### Data rows

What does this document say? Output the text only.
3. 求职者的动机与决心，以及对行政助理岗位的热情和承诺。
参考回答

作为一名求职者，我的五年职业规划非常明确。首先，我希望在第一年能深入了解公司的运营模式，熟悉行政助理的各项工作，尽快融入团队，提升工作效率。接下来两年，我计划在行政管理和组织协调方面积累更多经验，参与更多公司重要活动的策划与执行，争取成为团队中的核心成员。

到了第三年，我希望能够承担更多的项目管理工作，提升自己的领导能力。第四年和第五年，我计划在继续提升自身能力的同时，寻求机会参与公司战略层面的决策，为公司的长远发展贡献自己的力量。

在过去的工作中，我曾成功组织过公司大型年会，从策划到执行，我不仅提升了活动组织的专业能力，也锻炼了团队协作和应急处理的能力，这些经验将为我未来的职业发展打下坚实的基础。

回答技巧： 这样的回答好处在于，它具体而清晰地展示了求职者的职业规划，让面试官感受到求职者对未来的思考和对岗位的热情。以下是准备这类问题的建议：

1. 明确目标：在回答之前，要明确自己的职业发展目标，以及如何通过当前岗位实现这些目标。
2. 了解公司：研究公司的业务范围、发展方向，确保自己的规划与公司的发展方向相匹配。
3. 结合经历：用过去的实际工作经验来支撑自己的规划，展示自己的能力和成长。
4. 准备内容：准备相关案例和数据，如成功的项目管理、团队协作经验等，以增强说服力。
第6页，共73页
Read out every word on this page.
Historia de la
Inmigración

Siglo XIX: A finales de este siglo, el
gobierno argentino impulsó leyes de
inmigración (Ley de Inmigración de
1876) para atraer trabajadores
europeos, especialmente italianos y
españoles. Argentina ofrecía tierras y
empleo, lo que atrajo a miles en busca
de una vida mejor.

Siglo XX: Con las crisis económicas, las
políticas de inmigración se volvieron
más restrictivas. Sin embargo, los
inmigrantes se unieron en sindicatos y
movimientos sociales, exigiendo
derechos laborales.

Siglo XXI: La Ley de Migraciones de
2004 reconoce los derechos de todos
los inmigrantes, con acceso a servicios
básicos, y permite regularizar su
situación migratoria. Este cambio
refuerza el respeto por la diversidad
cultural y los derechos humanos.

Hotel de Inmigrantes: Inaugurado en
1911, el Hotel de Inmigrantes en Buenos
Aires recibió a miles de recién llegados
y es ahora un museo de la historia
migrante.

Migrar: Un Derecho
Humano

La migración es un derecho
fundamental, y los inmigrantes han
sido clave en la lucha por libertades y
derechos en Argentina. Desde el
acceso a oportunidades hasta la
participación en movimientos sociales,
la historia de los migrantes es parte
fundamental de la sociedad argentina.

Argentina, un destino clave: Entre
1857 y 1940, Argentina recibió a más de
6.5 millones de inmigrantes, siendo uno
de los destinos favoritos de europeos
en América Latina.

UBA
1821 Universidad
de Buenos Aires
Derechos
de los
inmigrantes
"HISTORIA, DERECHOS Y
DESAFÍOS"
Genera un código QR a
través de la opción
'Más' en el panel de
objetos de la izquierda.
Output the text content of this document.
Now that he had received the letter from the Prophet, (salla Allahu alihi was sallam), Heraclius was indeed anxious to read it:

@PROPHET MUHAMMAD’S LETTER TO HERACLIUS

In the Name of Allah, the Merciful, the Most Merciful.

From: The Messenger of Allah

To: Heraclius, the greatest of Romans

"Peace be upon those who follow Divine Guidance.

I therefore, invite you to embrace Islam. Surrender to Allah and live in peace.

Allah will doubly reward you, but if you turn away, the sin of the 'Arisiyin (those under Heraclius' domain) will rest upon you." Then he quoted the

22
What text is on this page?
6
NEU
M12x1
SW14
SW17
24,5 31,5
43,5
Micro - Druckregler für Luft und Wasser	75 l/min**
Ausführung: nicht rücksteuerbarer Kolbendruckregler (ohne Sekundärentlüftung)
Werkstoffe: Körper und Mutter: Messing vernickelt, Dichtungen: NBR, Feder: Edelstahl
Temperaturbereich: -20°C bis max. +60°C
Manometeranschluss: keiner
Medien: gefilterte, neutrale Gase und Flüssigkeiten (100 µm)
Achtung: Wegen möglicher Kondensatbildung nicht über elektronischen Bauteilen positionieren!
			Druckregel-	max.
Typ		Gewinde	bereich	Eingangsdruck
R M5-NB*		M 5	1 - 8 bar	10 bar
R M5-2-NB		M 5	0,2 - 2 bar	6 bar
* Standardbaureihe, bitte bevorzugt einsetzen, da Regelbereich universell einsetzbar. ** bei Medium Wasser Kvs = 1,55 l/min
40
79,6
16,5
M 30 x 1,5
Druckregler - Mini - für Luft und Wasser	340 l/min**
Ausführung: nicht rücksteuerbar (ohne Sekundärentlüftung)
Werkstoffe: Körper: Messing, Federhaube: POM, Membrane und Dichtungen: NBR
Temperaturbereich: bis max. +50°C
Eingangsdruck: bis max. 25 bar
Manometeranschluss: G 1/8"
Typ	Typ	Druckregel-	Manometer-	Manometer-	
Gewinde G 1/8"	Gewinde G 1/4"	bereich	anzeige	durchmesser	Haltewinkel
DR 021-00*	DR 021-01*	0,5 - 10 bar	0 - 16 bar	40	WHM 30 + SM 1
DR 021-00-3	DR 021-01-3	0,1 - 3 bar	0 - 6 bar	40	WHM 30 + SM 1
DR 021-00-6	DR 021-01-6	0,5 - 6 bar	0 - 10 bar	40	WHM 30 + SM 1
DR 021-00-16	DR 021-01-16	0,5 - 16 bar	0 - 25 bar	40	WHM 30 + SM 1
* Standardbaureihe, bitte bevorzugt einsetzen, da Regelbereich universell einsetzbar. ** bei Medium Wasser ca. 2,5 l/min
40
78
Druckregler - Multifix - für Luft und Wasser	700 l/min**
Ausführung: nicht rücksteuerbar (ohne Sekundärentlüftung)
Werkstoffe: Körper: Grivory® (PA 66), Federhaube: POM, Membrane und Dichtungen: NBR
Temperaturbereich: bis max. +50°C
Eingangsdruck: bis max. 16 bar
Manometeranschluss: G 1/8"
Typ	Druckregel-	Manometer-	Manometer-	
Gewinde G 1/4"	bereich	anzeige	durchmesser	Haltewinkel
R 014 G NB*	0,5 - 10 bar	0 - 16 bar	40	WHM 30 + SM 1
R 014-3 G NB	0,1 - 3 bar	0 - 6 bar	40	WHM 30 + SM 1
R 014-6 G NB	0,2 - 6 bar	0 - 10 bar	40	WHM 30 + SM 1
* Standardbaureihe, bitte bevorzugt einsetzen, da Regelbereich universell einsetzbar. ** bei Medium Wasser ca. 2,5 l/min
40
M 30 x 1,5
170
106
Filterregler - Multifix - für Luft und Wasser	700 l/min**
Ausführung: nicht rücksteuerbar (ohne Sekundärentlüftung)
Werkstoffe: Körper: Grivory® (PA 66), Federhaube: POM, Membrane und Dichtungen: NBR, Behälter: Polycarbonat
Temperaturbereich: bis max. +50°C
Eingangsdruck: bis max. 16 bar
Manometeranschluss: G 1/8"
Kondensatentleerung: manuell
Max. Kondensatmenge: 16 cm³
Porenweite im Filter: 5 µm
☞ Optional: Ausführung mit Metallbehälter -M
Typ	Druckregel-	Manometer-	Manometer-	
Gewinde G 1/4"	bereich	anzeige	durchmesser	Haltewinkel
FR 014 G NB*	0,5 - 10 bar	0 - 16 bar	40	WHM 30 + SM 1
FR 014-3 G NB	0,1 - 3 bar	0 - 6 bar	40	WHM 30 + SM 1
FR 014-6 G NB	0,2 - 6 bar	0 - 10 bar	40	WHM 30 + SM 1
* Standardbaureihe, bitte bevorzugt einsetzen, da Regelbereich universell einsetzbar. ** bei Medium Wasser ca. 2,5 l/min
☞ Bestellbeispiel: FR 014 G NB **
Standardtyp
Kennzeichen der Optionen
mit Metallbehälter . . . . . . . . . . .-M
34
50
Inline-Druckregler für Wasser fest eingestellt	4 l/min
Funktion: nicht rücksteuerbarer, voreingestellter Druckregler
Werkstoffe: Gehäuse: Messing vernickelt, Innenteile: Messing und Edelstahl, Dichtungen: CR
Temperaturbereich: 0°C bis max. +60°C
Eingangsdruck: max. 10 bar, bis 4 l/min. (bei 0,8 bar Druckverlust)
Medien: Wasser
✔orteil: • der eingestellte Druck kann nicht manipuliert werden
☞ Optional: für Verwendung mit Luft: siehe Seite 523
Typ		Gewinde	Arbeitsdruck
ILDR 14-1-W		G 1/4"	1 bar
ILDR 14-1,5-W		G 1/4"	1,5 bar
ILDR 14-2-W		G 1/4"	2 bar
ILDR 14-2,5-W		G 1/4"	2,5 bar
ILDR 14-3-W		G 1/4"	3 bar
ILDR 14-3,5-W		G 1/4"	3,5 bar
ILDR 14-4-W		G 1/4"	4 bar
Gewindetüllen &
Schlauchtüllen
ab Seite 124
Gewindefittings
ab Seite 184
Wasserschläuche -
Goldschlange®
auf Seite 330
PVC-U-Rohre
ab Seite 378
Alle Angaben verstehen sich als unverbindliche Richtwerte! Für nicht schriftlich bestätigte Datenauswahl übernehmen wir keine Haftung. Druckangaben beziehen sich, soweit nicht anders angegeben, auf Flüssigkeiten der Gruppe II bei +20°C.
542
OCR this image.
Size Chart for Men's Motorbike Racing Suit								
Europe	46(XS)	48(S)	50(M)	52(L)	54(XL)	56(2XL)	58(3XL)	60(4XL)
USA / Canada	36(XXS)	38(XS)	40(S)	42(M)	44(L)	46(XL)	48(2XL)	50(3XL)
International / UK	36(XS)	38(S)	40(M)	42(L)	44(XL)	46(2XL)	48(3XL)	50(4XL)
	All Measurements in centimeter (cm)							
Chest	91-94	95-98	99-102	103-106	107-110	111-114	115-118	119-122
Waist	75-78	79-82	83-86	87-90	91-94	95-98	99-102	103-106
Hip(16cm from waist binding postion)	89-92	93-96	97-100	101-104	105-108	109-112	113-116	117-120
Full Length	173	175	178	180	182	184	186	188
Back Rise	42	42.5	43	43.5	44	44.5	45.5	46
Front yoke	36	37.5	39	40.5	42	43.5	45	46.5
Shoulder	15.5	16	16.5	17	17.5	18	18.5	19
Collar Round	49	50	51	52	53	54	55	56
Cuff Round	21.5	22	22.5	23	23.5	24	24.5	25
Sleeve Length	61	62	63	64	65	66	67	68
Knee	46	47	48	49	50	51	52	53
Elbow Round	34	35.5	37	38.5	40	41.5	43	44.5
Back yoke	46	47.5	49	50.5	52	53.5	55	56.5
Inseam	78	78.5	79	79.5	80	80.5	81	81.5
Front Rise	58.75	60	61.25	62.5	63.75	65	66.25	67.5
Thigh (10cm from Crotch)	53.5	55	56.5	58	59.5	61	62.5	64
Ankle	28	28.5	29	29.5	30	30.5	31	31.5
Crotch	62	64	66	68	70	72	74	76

### To do
From the entries above, copy every line where the word "Optional" shows up.

### Completed task
☞ Optional: Ausführung mit Metallbehälter -M
☞ Optional: für Verwendung mit Luft: siehe Seite 523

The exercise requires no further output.